| EXERCISE REQUIREMENTS |
Pick out every line in the records that contains the string "normal" and copy each such line. Matching is case-sensitive.

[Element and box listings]
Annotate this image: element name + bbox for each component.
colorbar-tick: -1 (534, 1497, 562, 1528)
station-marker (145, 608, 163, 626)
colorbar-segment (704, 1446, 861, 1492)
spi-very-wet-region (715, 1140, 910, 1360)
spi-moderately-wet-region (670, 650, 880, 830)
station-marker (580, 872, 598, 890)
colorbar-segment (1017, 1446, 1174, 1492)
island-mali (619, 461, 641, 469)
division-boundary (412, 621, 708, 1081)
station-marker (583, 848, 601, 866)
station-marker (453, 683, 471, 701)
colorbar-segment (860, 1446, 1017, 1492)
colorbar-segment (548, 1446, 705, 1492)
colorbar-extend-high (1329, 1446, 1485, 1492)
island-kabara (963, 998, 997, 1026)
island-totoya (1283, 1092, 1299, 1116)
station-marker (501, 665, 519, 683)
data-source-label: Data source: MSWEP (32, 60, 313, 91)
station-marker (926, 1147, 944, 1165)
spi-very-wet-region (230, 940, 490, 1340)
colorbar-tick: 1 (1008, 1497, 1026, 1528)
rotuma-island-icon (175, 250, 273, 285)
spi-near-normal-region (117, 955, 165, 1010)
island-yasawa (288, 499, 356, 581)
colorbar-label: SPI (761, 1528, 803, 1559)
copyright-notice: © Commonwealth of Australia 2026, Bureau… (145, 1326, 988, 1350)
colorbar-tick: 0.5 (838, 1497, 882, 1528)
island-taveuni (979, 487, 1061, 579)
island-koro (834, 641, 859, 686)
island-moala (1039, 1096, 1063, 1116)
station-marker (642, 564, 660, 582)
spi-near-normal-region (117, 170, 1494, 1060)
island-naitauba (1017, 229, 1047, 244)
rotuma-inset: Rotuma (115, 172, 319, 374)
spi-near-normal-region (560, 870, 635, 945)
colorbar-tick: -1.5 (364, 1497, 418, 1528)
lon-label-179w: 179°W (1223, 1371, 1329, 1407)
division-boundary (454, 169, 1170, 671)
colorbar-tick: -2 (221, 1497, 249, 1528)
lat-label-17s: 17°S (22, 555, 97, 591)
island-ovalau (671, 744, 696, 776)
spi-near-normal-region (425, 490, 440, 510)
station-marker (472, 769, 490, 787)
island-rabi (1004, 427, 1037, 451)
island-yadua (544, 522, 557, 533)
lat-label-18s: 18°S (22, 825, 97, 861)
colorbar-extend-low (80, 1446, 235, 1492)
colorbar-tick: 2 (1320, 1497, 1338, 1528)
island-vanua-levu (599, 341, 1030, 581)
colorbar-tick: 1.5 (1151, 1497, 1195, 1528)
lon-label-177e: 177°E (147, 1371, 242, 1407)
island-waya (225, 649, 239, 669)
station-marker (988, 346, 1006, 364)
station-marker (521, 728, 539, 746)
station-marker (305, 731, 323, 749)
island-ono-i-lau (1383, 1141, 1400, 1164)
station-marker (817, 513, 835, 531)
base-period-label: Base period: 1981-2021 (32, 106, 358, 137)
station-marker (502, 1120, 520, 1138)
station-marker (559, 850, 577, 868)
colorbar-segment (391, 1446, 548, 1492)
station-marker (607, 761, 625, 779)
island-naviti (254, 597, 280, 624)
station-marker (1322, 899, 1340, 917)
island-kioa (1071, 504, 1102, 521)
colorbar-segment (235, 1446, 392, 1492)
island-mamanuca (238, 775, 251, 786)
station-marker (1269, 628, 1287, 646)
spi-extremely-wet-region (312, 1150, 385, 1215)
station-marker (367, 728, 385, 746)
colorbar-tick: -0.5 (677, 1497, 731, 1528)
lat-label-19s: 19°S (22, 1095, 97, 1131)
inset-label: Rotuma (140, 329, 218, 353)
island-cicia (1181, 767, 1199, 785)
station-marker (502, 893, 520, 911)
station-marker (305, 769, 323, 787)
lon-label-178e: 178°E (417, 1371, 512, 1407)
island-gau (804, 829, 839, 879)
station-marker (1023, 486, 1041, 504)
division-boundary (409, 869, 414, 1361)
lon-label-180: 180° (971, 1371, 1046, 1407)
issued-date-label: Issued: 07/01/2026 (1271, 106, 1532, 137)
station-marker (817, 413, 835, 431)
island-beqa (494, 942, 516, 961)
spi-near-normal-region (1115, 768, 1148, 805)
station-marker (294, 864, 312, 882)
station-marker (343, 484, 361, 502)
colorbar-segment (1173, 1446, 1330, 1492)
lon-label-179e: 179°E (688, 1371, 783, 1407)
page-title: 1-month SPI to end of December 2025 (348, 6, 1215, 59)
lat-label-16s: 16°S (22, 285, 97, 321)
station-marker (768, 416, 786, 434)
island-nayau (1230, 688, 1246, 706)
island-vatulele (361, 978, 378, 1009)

| EXPECTED ANSWER |
spi-near-normal-region (117, 955, 165, 1010)
spi-near-normal-region (117, 170, 1494, 1060)
spi-near-normal-region (560, 870, 635, 945)
spi-near-normal-region (425, 490, 440, 510)
spi-near-normal-region (1115, 768, 1148, 805)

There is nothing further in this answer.